(Extracted data entries)
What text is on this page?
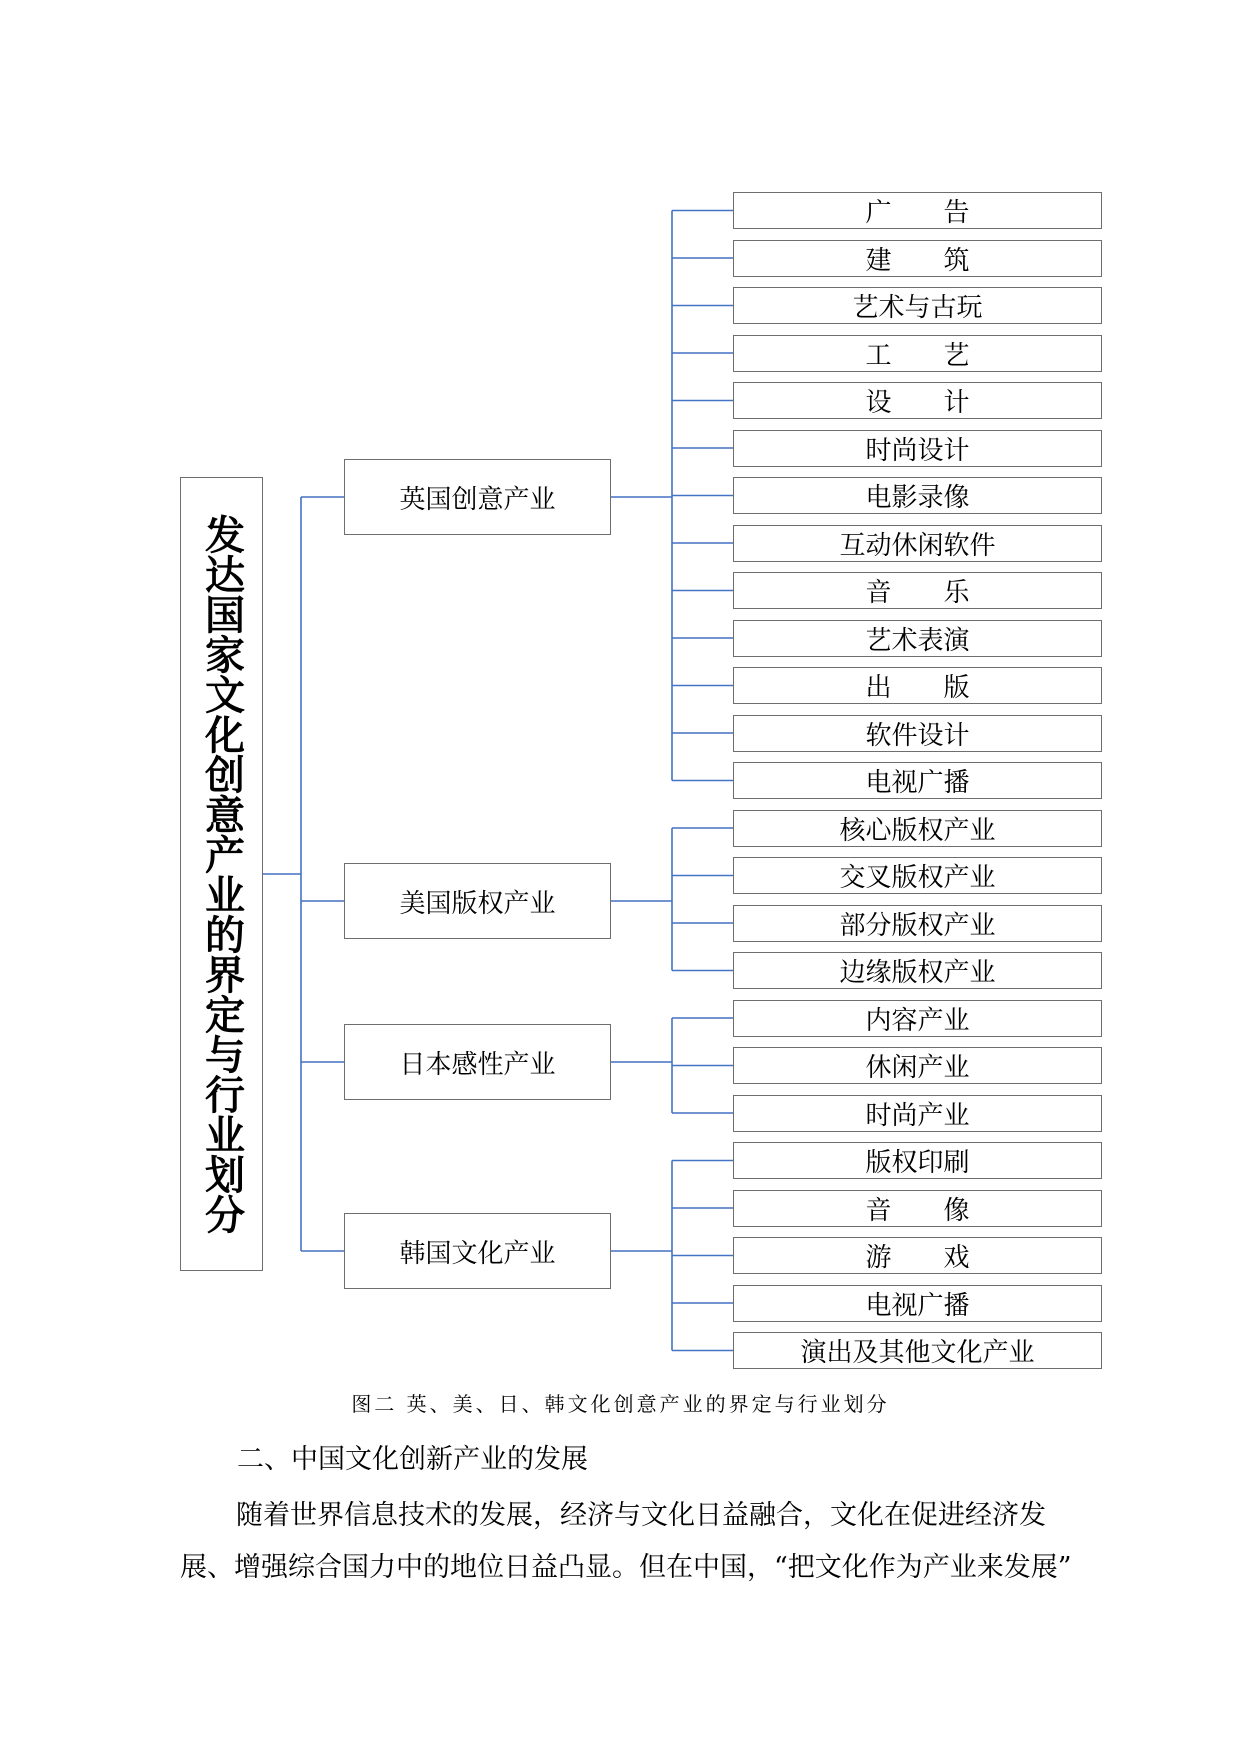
发达国家文化创意产业的界定与行业划分
英国创意产业
美国版权产业
日本感性产业
韩国文化产业
广　　告
建　　筑
艺术与古玩
工　　艺
设　　计
时尚设计
电影录像
互动休闲软件
音　　乐
艺术表演
出　　版
软件设计
电视广播
核心版权产业
交叉版权产业
部分版权产业
边缘版权产业
内容产业
休闲产业
时尚产业
版权印刷
音　　像
游　　戏
电视广播
演出及其他文化产业
图二 英、美、日、韩文化创意产业的界定与行业划分
二、中国文化创新产业的发展
随着世界信息技术的发展，经济与文化日益融合，文化在促进经济发
展、增强综合国力中的地位日益凸显。但在中国，“把文化作为产业来发展”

> What to do
Transcribe every entry above exactly. Omit all pictures.

> Reply to the exercise
What text is on this page?
发达国家文化创意产业的界定与行业划分
英国创意产业
美国版权产业
日本感性产业
韩国文化产业
广　　告
建　　筑
艺术与古玩
工　　艺
设　　计
时尚设计
电影录像
互动休闲软件
音　　乐
艺术表演
出　　版
软件设计
电视广播
核心版权产业
交叉版权产业
部分版权产业
边缘版权产业
内容产业
休闲产业
时尚产业
版权印刷
音　　像
游　　戏
电视广播
演出及其他文化产业
图二 英、美、日、韩文化创意产业的界定与行业划分
二、中国文化创新产业的发展
随着世界信息技术的发展，经济与文化日益融合，文化在促进经济发
展、增强综合国力中的地位日益凸显。但在中国，“把文化作为产业来发展”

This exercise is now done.